- WHAT IS BEING ASKED: Count every line of these entries that holds the word "Heinz", and reply with the number only.

Records from a data collection:
+++

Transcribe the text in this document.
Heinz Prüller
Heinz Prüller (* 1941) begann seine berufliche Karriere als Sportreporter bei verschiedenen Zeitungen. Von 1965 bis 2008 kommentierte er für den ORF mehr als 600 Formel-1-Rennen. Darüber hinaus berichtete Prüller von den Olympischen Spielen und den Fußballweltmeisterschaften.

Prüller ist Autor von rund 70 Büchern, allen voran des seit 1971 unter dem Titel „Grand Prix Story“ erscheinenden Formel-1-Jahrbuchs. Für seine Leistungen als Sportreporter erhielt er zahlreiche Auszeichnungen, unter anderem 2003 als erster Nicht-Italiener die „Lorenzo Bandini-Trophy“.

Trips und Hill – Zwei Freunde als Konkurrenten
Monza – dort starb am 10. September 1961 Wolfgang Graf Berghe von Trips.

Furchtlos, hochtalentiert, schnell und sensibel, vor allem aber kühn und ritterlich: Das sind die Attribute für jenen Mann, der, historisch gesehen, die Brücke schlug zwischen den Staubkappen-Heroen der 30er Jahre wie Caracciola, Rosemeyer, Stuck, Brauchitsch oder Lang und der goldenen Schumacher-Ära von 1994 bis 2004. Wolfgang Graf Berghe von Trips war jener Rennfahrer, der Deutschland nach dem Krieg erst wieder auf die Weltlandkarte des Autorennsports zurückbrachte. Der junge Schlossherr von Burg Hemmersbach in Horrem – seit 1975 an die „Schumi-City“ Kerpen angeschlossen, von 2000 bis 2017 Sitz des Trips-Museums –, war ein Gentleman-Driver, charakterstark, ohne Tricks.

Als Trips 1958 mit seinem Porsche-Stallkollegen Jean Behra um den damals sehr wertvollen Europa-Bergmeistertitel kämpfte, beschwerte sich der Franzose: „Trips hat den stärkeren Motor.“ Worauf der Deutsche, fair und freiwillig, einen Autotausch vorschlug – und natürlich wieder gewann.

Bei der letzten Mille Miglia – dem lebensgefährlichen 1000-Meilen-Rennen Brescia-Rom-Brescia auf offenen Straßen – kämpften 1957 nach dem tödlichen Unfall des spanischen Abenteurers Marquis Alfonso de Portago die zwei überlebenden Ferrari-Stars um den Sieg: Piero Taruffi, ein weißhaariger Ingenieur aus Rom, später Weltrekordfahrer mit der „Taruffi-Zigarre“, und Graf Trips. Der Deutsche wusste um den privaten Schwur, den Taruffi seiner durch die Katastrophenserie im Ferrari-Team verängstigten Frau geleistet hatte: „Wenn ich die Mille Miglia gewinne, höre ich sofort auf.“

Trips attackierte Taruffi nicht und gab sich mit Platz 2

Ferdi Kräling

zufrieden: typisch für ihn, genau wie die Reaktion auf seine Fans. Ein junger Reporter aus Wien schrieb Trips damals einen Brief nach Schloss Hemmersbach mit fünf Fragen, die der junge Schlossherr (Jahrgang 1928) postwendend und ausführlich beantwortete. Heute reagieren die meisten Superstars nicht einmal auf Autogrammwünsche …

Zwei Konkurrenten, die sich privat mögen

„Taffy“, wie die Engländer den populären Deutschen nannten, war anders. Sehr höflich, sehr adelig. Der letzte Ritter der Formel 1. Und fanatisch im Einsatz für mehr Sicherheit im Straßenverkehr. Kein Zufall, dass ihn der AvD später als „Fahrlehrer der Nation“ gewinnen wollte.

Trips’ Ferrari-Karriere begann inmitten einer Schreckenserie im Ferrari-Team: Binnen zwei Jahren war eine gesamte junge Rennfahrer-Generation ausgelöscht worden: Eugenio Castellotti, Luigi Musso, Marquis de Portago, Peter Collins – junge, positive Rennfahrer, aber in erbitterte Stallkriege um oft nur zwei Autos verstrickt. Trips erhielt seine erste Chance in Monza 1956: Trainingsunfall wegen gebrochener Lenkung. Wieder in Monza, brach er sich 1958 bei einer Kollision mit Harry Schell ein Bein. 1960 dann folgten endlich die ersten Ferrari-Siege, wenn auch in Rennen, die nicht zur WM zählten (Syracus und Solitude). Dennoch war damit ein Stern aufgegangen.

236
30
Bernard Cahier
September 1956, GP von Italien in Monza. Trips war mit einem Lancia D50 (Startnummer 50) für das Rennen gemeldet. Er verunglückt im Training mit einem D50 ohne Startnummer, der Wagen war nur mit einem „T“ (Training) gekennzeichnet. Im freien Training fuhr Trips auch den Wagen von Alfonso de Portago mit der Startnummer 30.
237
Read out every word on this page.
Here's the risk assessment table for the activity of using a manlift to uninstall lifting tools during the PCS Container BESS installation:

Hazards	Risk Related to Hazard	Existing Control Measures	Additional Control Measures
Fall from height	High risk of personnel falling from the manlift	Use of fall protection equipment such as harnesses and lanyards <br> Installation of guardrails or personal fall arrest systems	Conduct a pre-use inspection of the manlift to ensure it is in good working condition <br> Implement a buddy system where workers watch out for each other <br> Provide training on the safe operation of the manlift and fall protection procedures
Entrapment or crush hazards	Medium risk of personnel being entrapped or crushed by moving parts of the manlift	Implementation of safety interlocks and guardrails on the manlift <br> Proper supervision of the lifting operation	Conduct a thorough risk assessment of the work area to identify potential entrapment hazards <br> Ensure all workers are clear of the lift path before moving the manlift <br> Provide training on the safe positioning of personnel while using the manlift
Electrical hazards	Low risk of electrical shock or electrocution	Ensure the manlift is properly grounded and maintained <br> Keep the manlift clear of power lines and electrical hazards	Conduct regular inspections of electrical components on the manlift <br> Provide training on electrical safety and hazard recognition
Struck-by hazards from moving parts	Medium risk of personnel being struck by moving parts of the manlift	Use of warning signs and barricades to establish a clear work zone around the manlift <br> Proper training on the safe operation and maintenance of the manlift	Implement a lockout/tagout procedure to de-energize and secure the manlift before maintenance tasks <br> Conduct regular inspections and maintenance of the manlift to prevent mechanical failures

+++

- RESULT BELOW: 2